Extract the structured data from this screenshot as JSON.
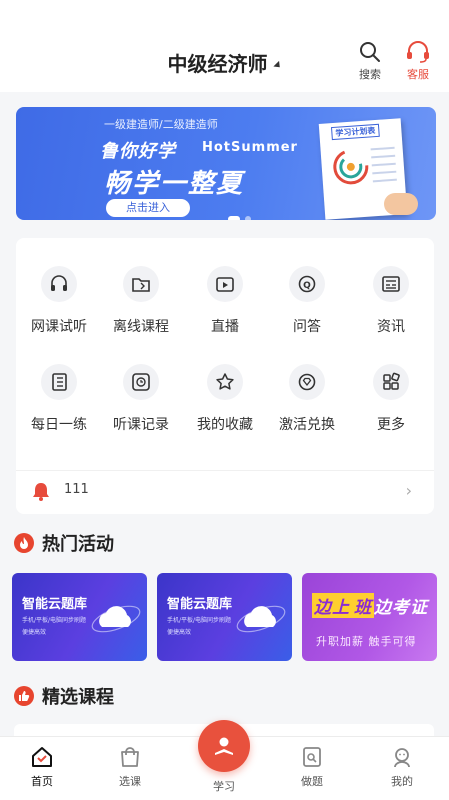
{
  "header": {
    "title": "中级经济师",
    "search_label": "搜索",
    "service_label": "客服",
    "accent": "#e74b3c"
  },
  "banner": {
    "subtitle": "一级建造师/二级建造师",
    "brand": "鲁你好学",
    "brand_en": "HotSummer",
    "headline": "畅学一整夏",
    "enter_label": "点击进入",
    "poster_title": "学习计划表",
    "slide_count": 2,
    "active_slide": 1
  },
  "menu": {
    "items": [
      {
        "label": "网课试听",
        "icon": "headphones-icon"
      },
      {
        "label": "离线课程",
        "icon": "folder-icon"
      },
      {
        "label": "直播",
        "icon": "live-icon"
      },
      {
        "label": "问答",
        "icon": "qa-icon"
      },
      {
        "label": "资讯",
        "icon": "news-icon"
      },
      {
        "label": "每日一练",
        "icon": "notebook-icon"
      },
      {
        "label": "听课记录",
        "icon": "clock-icon"
      },
      {
        "label": "我的收藏",
        "icon": "star-icon"
      },
      {
        "label": "激活兑换",
        "icon": "diamond-icon"
      },
      {
        "label": "更多",
        "icon": "grid-icon"
      }
    ],
    "notice": "111"
  },
  "hot": {
    "title": "热门活动",
    "cards": [
      {
        "title": "智能云题库",
        "line1": "手机/平板/电脑同步刷题",
        "line2": "便捷高效"
      },
      {
        "title": "智能云题库",
        "line1": "手机/平板/电脑同步刷题",
        "line2": "便捷高效"
      },
      {
        "title_a": "边上",
        "title_b": "班",
        "title_c": "边考证",
        "subtitle": "升职加薪 触手可得"
      }
    ]
  },
  "courses": {
    "title": "精选课程"
  },
  "tabbar": {
    "items": [
      {
        "label": "首页",
        "icon": "home-icon"
      },
      {
        "label": "选课",
        "icon": "bag-icon"
      },
      {
        "label": "学习",
        "icon": "study-icon"
      },
      {
        "label": "做题",
        "icon": "exam-icon"
      },
      {
        "label": "我的",
        "icon": "user-icon"
      }
    ],
    "active": 0
  }
}
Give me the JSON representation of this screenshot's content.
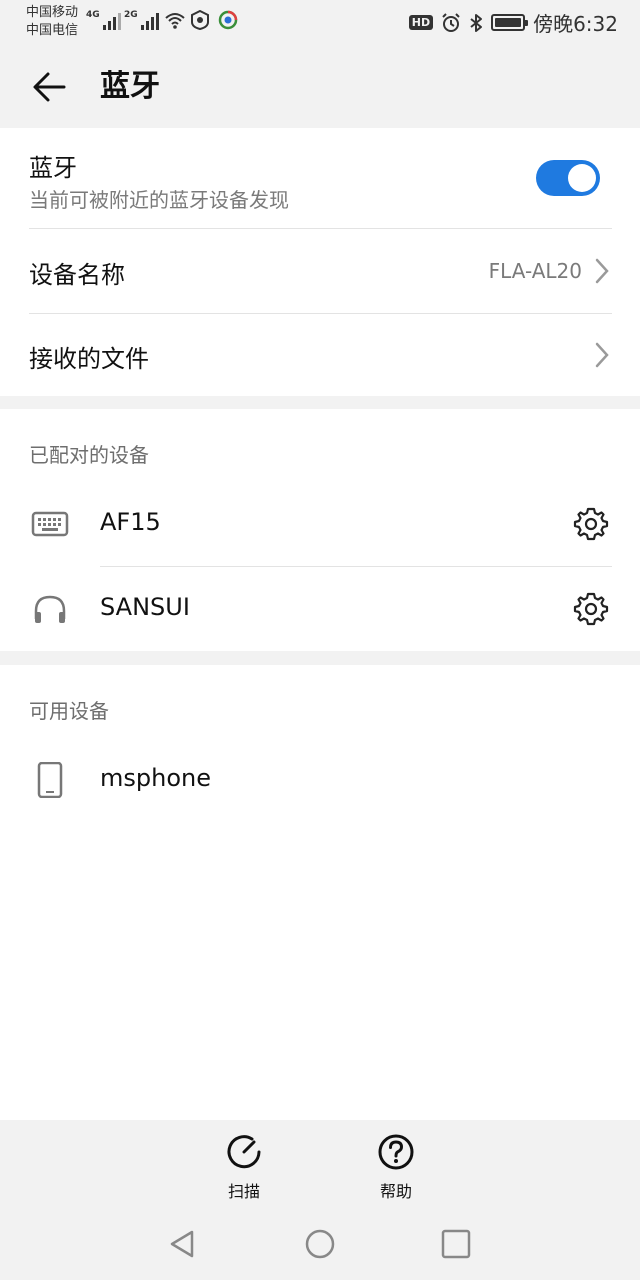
{
  "status_bar": {
    "carrier_1": "中国移动",
    "carrier_2": "中国电信",
    "net_1": "4G",
    "net_2": "2G",
    "hd": "HD",
    "time": "傍晚6:32"
  },
  "header": {
    "title": "蓝牙"
  },
  "bluetooth": {
    "label": "蓝牙",
    "subtitle": "当前可被附近的蓝牙设备发现",
    "enabled": true,
    "accent_color": "#1f7ae0"
  },
  "settings": {
    "device_name_label": "设备名称",
    "device_name_value": "FLA-AL20",
    "received_files_label": "接收的文件"
  },
  "paired": {
    "section_title": "已配对的设备",
    "devices": [
      {
        "name": "AF15",
        "icon": "keyboard-icon"
      },
      {
        "name": "SANSUI",
        "icon": "headphones-icon"
      }
    ]
  },
  "available": {
    "section_title": "可用设备",
    "devices": [
      {
        "name": "msphone",
        "icon": "phone-icon"
      }
    ]
  },
  "actions": {
    "scan_label": "扫描",
    "help_label": "帮助"
  }
}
+++
▸ **EXERCISE DESCRIPTION**
Above are the records; copy every line in them that holds the word "this".

▸ **REPLY**
Extract the structured data from this screenshot as JSON.
Give me the JSON representation of this screenshot's content.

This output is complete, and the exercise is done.